→ Set problem:
What follows is a listing to be transcribed exactly.

——

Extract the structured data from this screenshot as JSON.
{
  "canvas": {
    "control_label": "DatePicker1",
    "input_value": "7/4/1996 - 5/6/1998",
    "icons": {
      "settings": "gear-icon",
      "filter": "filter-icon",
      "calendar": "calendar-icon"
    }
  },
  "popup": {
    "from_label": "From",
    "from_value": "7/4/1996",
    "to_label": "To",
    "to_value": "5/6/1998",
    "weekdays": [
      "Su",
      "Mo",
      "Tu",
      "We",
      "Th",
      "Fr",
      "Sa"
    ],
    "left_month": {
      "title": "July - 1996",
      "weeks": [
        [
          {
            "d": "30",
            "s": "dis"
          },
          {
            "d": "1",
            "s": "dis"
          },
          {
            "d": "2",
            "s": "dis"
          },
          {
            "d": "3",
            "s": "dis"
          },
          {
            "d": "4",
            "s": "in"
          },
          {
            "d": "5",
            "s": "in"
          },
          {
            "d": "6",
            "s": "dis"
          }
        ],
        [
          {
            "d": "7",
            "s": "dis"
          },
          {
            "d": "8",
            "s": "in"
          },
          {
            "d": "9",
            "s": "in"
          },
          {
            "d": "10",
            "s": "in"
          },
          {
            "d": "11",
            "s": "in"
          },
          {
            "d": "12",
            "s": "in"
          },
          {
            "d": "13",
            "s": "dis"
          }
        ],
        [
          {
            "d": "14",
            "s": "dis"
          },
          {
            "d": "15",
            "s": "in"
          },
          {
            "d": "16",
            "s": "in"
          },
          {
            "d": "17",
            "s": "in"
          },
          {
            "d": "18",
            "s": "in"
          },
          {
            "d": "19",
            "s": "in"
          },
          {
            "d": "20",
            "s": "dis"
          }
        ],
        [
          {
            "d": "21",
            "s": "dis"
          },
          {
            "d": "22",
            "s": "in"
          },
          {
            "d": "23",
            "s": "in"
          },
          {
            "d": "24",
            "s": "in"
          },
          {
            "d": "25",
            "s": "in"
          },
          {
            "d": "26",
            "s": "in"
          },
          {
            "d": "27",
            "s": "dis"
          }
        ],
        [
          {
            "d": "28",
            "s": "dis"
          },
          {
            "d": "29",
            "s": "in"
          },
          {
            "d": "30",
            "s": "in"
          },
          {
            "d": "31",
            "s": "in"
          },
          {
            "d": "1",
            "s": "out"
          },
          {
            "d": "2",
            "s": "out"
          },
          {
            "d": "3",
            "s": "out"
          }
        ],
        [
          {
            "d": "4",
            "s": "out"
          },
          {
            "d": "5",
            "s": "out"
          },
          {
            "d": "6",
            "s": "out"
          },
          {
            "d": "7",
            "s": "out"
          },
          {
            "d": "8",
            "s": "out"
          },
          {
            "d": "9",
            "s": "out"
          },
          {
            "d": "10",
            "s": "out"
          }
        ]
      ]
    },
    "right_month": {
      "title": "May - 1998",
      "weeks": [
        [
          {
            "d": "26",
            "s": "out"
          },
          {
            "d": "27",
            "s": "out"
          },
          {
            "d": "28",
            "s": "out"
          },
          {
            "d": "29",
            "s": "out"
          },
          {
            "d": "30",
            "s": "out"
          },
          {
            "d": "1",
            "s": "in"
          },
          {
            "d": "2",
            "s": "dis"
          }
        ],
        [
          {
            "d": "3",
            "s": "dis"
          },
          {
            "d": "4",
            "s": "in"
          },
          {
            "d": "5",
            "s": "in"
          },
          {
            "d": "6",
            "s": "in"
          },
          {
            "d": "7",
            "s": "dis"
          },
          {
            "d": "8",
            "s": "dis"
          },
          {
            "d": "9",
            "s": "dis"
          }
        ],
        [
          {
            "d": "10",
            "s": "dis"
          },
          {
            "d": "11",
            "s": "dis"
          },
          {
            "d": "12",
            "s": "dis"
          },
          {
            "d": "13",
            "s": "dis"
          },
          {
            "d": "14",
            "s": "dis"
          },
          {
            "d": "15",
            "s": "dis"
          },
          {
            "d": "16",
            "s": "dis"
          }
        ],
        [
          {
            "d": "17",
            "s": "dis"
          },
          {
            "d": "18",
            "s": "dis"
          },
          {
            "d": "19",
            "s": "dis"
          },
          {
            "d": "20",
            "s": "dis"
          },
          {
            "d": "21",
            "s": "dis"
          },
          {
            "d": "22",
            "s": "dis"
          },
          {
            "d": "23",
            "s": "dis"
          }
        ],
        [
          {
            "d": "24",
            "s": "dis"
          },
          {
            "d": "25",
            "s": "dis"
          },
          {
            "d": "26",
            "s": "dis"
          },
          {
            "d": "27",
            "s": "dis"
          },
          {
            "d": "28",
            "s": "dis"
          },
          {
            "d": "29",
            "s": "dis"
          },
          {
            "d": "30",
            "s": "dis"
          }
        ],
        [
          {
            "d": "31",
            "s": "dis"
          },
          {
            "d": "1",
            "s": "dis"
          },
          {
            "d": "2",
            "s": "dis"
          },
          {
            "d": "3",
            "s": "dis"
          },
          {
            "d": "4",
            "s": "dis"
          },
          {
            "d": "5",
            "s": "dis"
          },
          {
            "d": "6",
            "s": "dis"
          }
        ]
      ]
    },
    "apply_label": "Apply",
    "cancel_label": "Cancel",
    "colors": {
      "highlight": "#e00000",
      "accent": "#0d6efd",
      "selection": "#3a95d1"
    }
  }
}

——

→ Task output:
Extract the structured data from this screenshot as JSON.
{
  "canvas": {
    "control_label": "DatePicker1",
    "input_value": "7/4/1996 - 5/6/1998",
    "icons": {
      "settings": "gear-icon",
      "filter": "filter-icon",
      "calendar": "calendar-icon"
    }
  },
  "popup": {
    "from_label": "From",
    "from_value": "7/4/1996",
    "to_label": "To",
    "to_value": "5/6/1998",
    "weekdays": [
      "Su",
      "Mo",
      "Tu",
      "We",
      "Th",
      "Fr",
      "Sa"
    ],
    "left_month": {
      "title": "July - 1996",
      "weeks": [
        [
          {
            "d": "30",
            "s": "dis"
          },
          {
            "d": "1",
            "s": "dis"
          },
          {
            "d": "2",
            "s": "dis"
          },
          {
            "d": "3",
            "s": "dis"
          },
          {
            "d": "4",
            "s": "in"
          },
          {
            "d": "5",
            "s": "in"
          },
          {
            "d": "6",
            "s": "dis"
          }
        ],
        [
          {
            "d": "7",
            "s": "dis"
          },
          {
            "d": "8",
            "s": "in"
          },
          {
            "d": "9",
            "s": "in"
          },
          {
            "d": "10",
            "s": "in"
          },
          {
            "d": "11",
            "s": "in"
          },
          {
            "d": "12",
            "s": "in"
          },
          {
            "d": "13",
            "s": "dis"
          }
        ],
        [
          {
            "d": "14",
            "s": "dis"
          },
          {
            "d": "15",
            "s": "in"
          },
          {
            "d": "16",
            "s": "in"
          },
          {
            "d": "17",
            "s": "in"
          },
          {
            "d": "18",
            "s": "in"
          },
          {
            "d": "19",
            "s": "in"
          },
          {
            "d": "20",
            "s": "dis"
          }
        ],
        [
          {
            "d": "21",
            "s": "dis"
          },
          {
            "d": "22",
            "s": "in"
          },
          {
            "d": "23",
            "s": "in"
          },
          {
            "d": "24",
            "s": "in"
          },
          {
            "d": "25",
            "s": "in"
          },
          {
            "d": "26",
            "s": "in"
          },
          {
            "d": "27",
            "s": "dis"
          }
        ],
        [
          {
            "d": "28",
            "s": "dis"
          },
          {
            "d": "29",
            "s": "in"
          },
          {
            "d": "30",
            "s": "in"
          },
          {
            "d": "31",
            "s": "in"
          },
          {
            "d": "1",
            "s": "out"
          },
          {
            "d": "2",
            "s": "out"
          },
          {
            "d": "3",
            "s": "out"
          }
        ],
        [
          {
            "d": "4",
            "s": "out"
          },
          {
            "d": "5",
            "s": "out"
          },
          {
            "d": "6",
            "s": "out"
          },
          {
            "d": "7",
            "s": "out"
          },
          {
            "d": "8",
            "s": "out"
          },
          {
            "d": "9",
            "s": "out"
          },
          {
            "d": "10",
            "s": "out"
          }
        ]
      ]
    },
    "right_month": {
      "title": "May - 1998",
      "weeks": [
        [
          {
            "d": "26",
            "s": "out"
          },
          {
            "d": "27",
            "s": "out"
          },
          {
            "d": "28",
            "s": "out"
          },
          {
            "d": "29",
            "s": "out"
          },
          {
            "d": "30",
            "s": "out"
          },
          {
            "d": "1",
            "s": "in"
          },
          {
            "d": "2",
            "s": "dis"
          }
        ],
        [
          {
            "d": "3",
            "s": "dis"
          },
          {
            "d": "4",
            "s": "in"
          },
          {
            "d": "5",
            "s": "in"
          },
          {
            "d": "6",
            "s": "in"
          },
          {
            "d": "7",
            "s": "dis"
          },
          {
            "d": "8",
            "s": "dis"
          },
          {
            "d": "9",
            "s": "dis"
          }
        ],
        [
          {
            "d": "10",
            "s": "dis"
          },
          {
            "d": "11",
            "s": "dis"
          },
          {
            "d": "12",
            "s": "dis"
          },
          {
            "d": "13",
            "s": "dis"
          },
          {
            "d": "14",
            "s": "dis"
          },
          {
            "d": "15",
            "s": "dis"
          },
          {
            "d": "16",
            "s": "dis"
          }
        ],
        [
          {
            "d": "17",
            "s": "dis"
          },
          {
            "d": "18",
            "s": "dis"
          },
          {
            "d": "19",
            "s": "dis"
          },
          {
            "d": "20",
            "s": "dis"
          },
          {
            "d": "21",
            "s": "dis"
          },
          {
            "d": "22",
            "s": "dis"
          },
          {
            "d": "23",
            "s": "dis"
          }
        ],
        [
          {
            "d": "24",
            "s": "dis"
          },
          {
            "d": "25",
            "s": "dis"
          },
          {
            "d": "26",
            "s": "dis"
          },
          {
            "d": "27",
            "s": "dis"
          },
          {
            "d": "28",
            "s": "dis"
          },
          {
            "d": "29",
            "s": "dis"
          },
          {
            "d": "30",
            "s": "dis"
          }
        ],
        [
          {
            "d": "31",
            "s": "dis"
          },
          {
            "d": "1",
            "s": "dis"
          },
          {
            "d": "2",
            "s": "dis"
          },
          {
            "d": "3",
            "s": "dis"
          },
          {
            "d": "4",
            "s": "dis"
          },
          {
            "d": "5",
            "s": "dis"
          },
          {
            "d": "6",
            "s": "dis"
          }
        ]
      ]
    },
    "apply_label": "Apply",
    "cancel_label": "Cancel",
    "colors": {
      "highlight": "#e00000",
      "accent": "#0d6efd",
      "selection": "#3a95d1"
    }
  }
}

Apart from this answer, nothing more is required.